<<<<
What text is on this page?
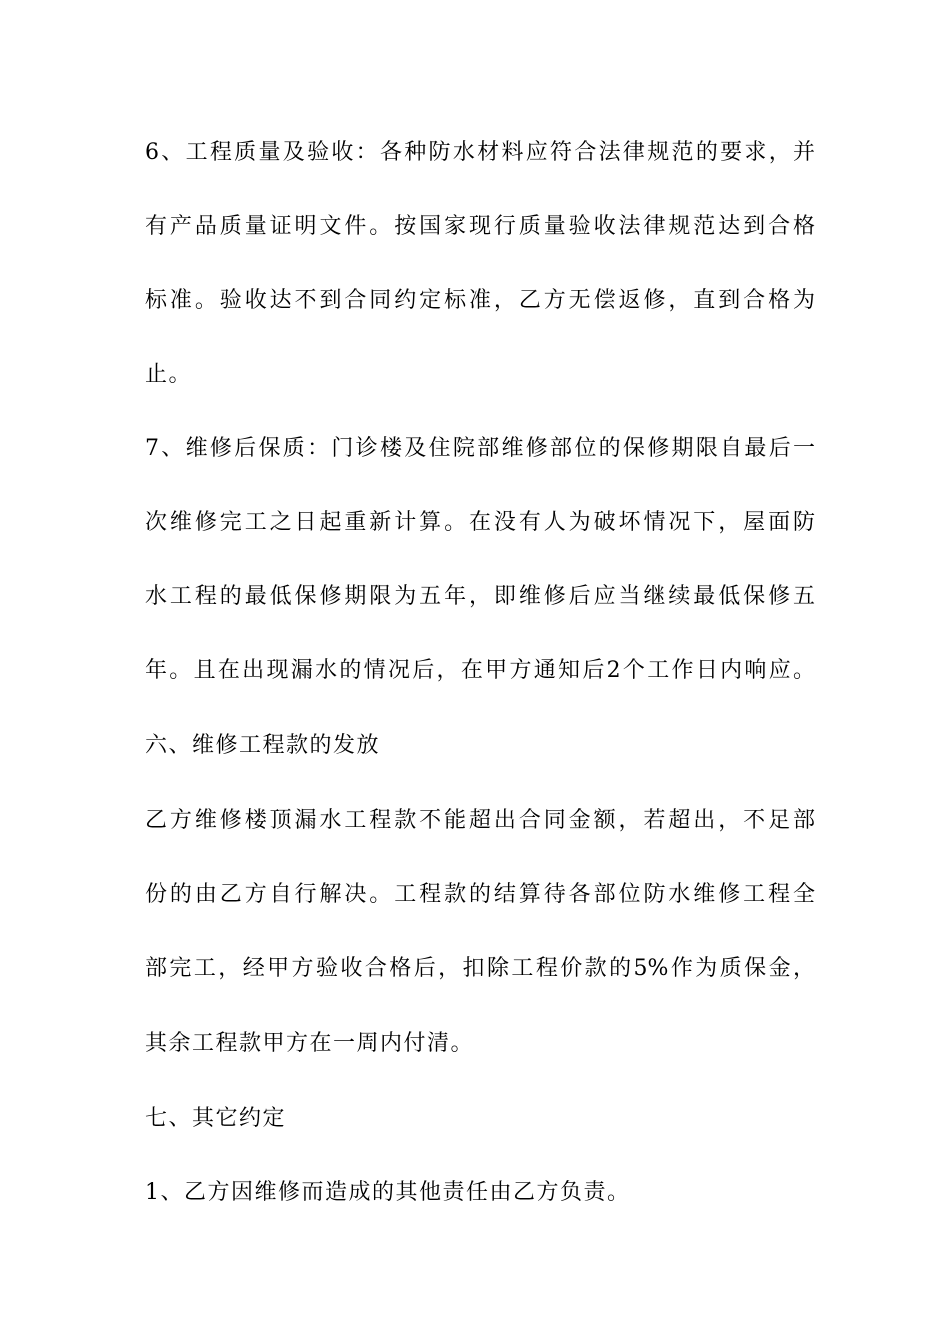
6、工程质量及验收：各种防水材料应符合法律规范的要求，并
有产品质量证明文件。按国家现行质量验收法律规范达到合格
标准。验收达不到合同约定标准，乙方无偿返修，直到合格为
止。
7、维修后保质：门诊楼及住院部维修部位的保修期限自最后一
次维修完工之日起重新计算。在没有人为破坏情况下，屋面防
水工程的最低保修期限为五年，即维修后应当继续最低保修五
年。且在出现漏水的情况后，在甲方通知后2个工作日内响应。
六、维修工程款的发放
乙方维修楼顶漏水工程款不能超出合同金额，若超出，不足部
份的由乙方自行解决。工程款的结算待各部位防水维修工程全
部完工，经甲方验收合格后，扣除工程价款的5%作为质保金，
其余工程款甲方在一周内付清。
七、其它约定
1、乙方因维修而造成的其他责任由乙方负责。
>>>>
#### To do:
Pictures don't belong in the copy. Restate all the entries exactly.

#### Reply to the task:
What text is on this page?
6、工程质量及验收：各种防水材料应符合法律规范的要求，并
有产品质量证明文件。按国家现行质量验收法律规范达到合格
标准。验收达不到合同约定标准，乙方无偿返修，直到合格为
止。
7、维修后保质：门诊楼及住院部维修部位的保修期限自最后一
次维修完工之日起重新计算。在没有人为破坏情况下，屋面防
水工程的最低保修期限为五年，即维修后应当继续最低保修五
年。且在出现漏水的情况后，在甲方通知后2个工作日内响应。
六、维修工程款的发放
乙方维修楼顶漏水工程款不能超出合同金额，若超出，不足部
份的由乙方自行解决。工程款的结算待各部位防水维修工程全
部完工，经甲方验收合格后，扣除工程价款的5%作为质保金，
其余工程款甲方在一周内付清。
七、其它约定
1、乙方因维修而造成的其他责任由乙方负责。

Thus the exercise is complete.